--- EXERCISE DESCRIPTION ---
Output each entry below as it stands, leaving out every picture.

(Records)
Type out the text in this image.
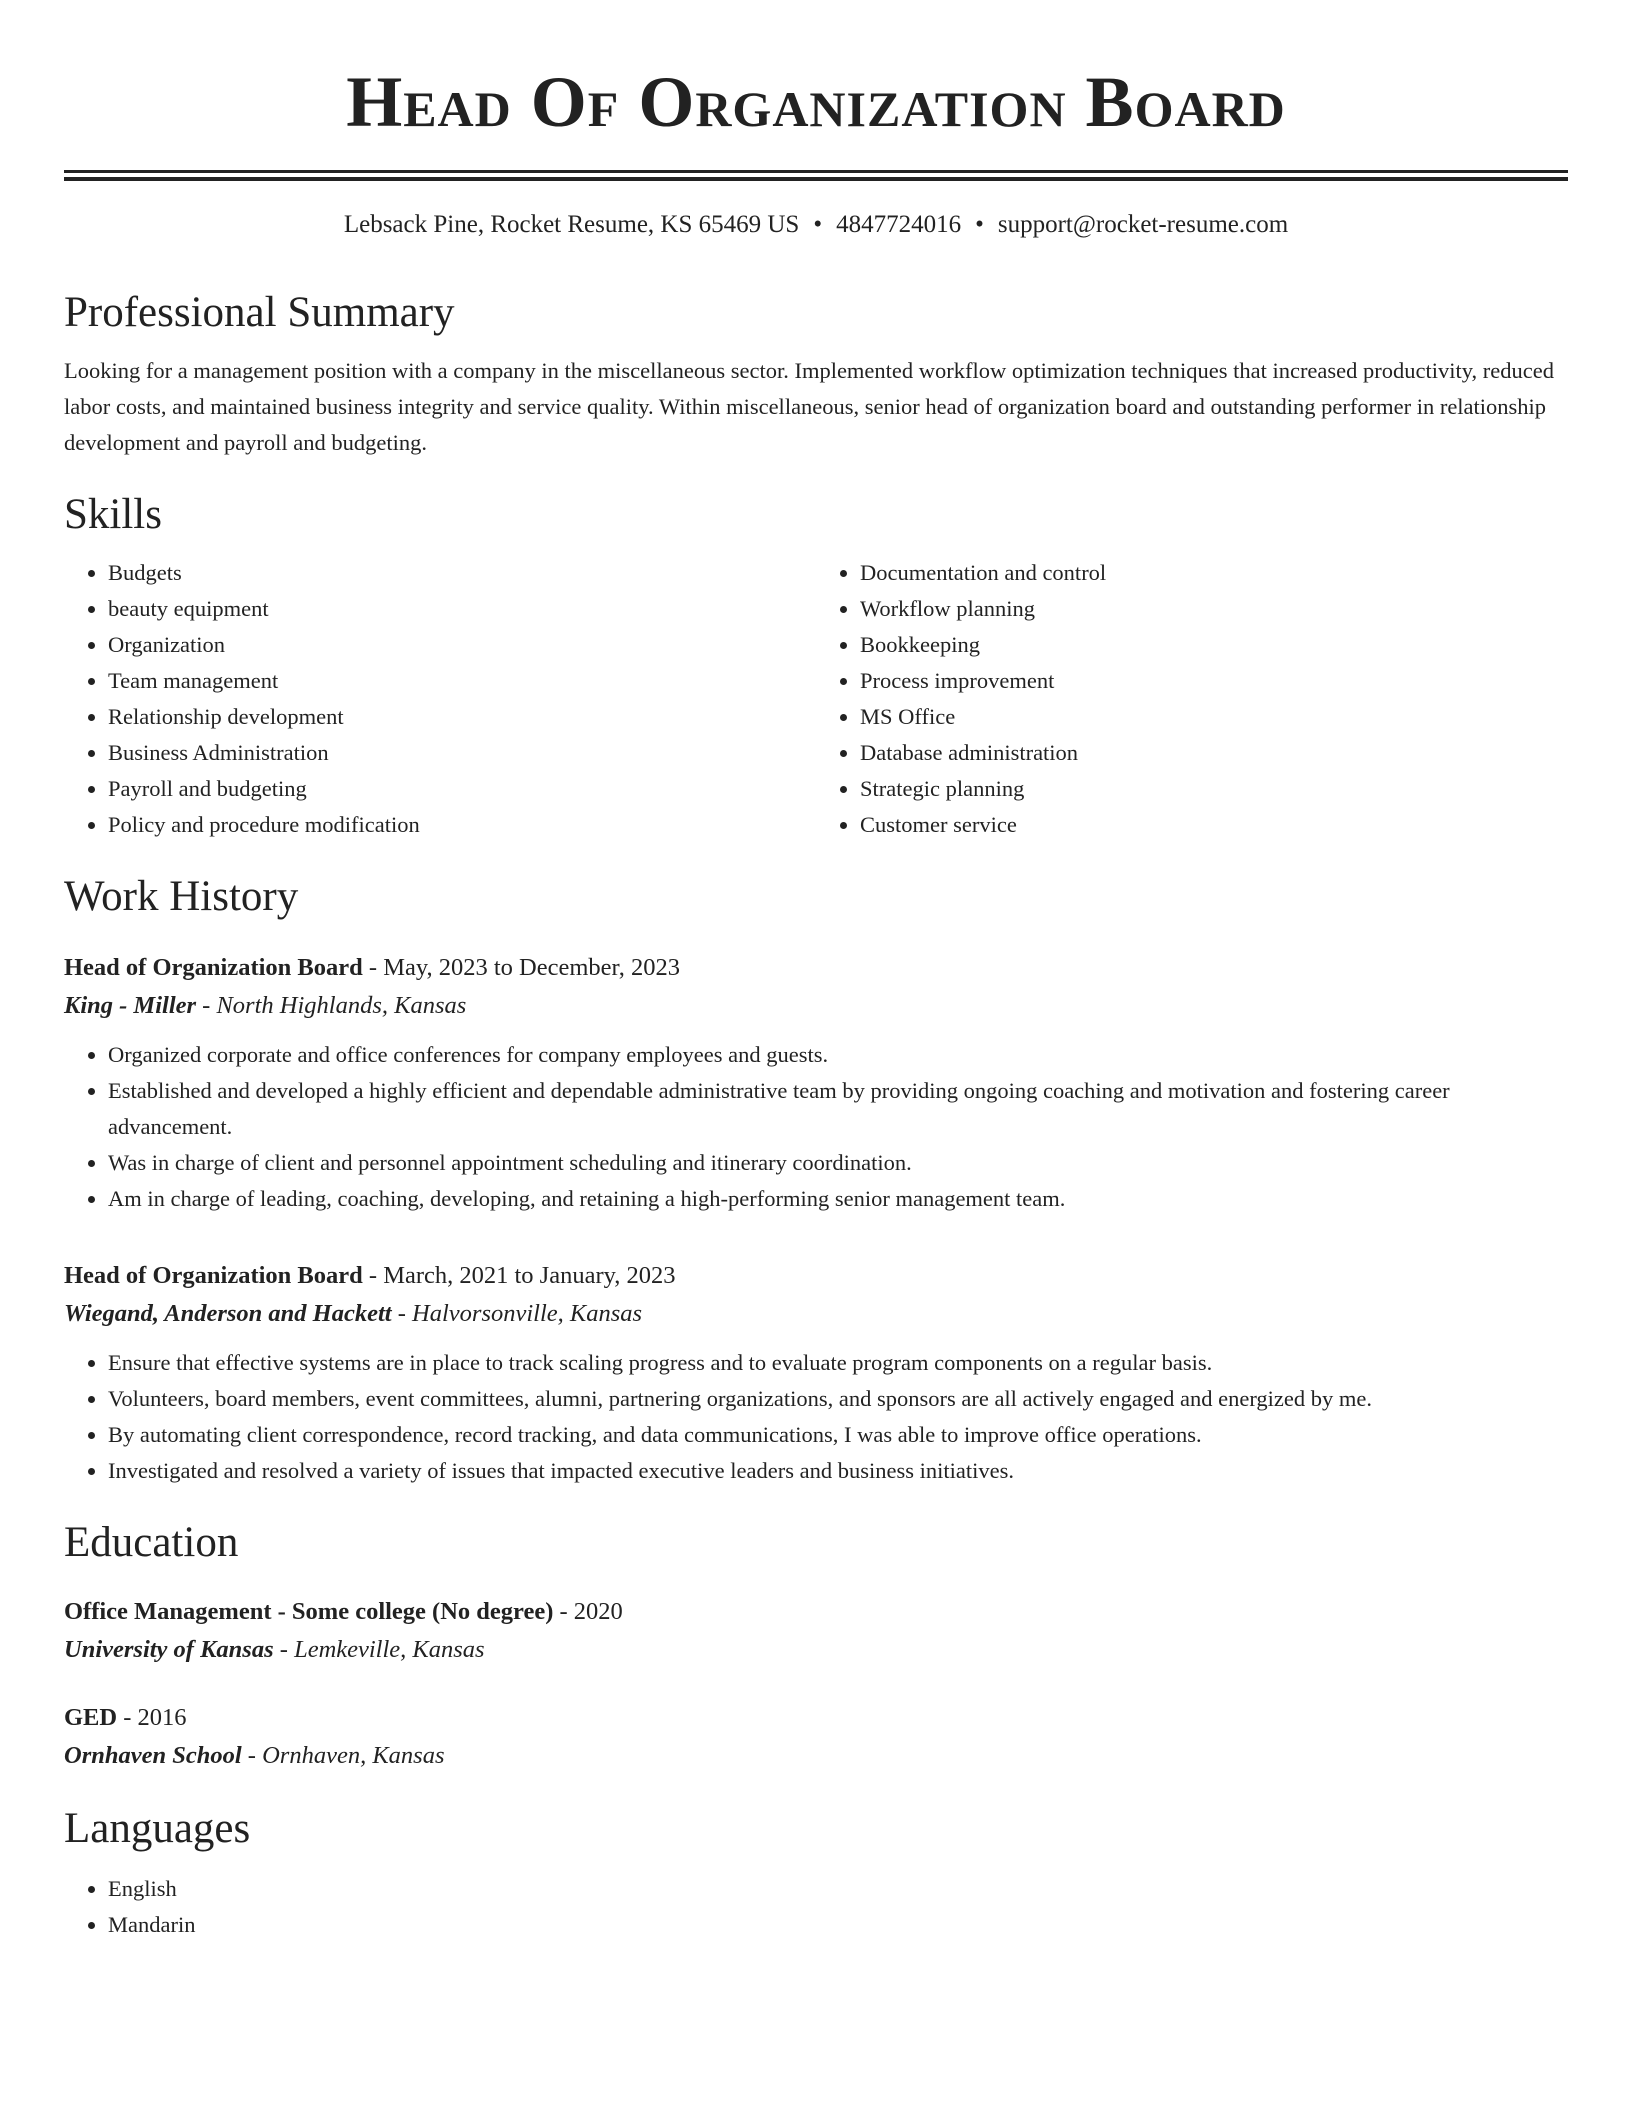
Head Of Organization Board
Lebsack Pine, Rocket Resume, KS 65469 US • 4847724016 • support@rocket-resume.com
Professional Summary

Looking for a management position with a company in the miscellaneous sector. Implemented workflow optimization techniques that increased productivity, reduced labor costs, and maintained business integrity and service quality. Within miscellaneous, senior head of organization board and outstanding performer in relationship development and payroll and budgeting.

Skills
• Budgets
• beauty equipment
• Organization
• Team management
• Relationship development
• Business Administration
• Payroll and budgeting
• Policy and procedure modification
• Documentation and control
• Workflow planning
• Bookkeeping
• Process improvement
• MS Office
• Database administration
• Strategic planning
• Customer service
Work History
Head of Organization Board - May, 2023 to December, 2023
King - Miller - North Highlands, Kansas
• Organized corporate and office conferences for company employees and guests.
• Established and developed a highly efficient and dependable administrative team by providing ongoing coaching and motivation and fostering career advancement.
• Was in charge of client and personnel appointment scheduling and itinerary coordination.
• Am in charge of leading, coaching, developing, and retaining a high-performing senior management team.
Head of Organization Board - March, 2021 to January, 2023
Wiegand, Anderson and Hackett - Halvorsonville, Kansas
• Ensure that effective systems are in place to track scaling progress and to evaluate program components on a regular basis.
• Volunteers, board members, event committees, alumni, partnering organizations, and sponsors are all actively engaged and energized by me.
• By automating client correspondence, record tracking, and data communications, I was able to improve office operations.
• Investigated and resolved a variety of issues that impacted executive leaders and business initiatives.
Education
Office Management - Some college (No degree) - 2020
University of Kansas - Lemkeville, Kansas
GED - 2016
Ornhaven School - Ornhaven, Kansas
Languages
• English
• Mandarin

--- THE REPLY ---
Type out the text in this image.
Head Of Organization Board
Lebsack Pine, Rocket Resume, KS 65469 US • 4847724016 • support@rocket-resume.com
Professional Summary

Looking for a management position with a company in the miscellaneous sector. Implemented workflow optimization techniques that increased productivity, reduced labor costs, and maintained business integrity and service quality. Within miscellaneous, senior head of organization board and outstanding performer in relationship development and payroll and budgeting.

Skills
• Budgets
• beauty equipment
• Organization
• Team management
• Relationship development
• Business Administration
• Payroll and budgeting
• Policy and procedure modification
• Documentation and control
• Workflow planning
• Bookkeeping
• Process improvement
• MS Office
• Database administration
• Strategic planning
• Customer service
Work History
Head of Organization Board - May, 2023 to December, 2023
King - Miller - North Highlands, Kansas
• Organized corporate and office conferences for company employees and guests.
• Established and developed a highly efficient and dependable administrative team by providing ongoing coaching and motivation and fostering career advancement.
• Was in charge of client and personnel appointment scheduling and itinerary coordination.
• Am in charge of leading, coaching, developing, and retaining a high-performing senior management team.
Head of Organization Board - March, 2021 to January, 2023
Wiegand, Anderson and Hackett - Halvorsonville, Kansas
• Ensure that effective systems are in place to track scaling progress and to evaluate program components on a regular basis.
• Volunteers, board members, event committees, alumni, partnering organizations, and sponsors are all actively engaged and energized by me.
• By automating client correspondence, record tracking, and data communications, I was able to improve office operations.
• Investigated and resolved a variety of issues that impacted executive leaders and business initiatives.
Education
Office Management - Some college (No degree) - 2020
University of Kansas - Lemkeville, Kansas
GED - 2016
Ornhaven School - Ornhaven, Kansas
Languages
• English
• Mandarin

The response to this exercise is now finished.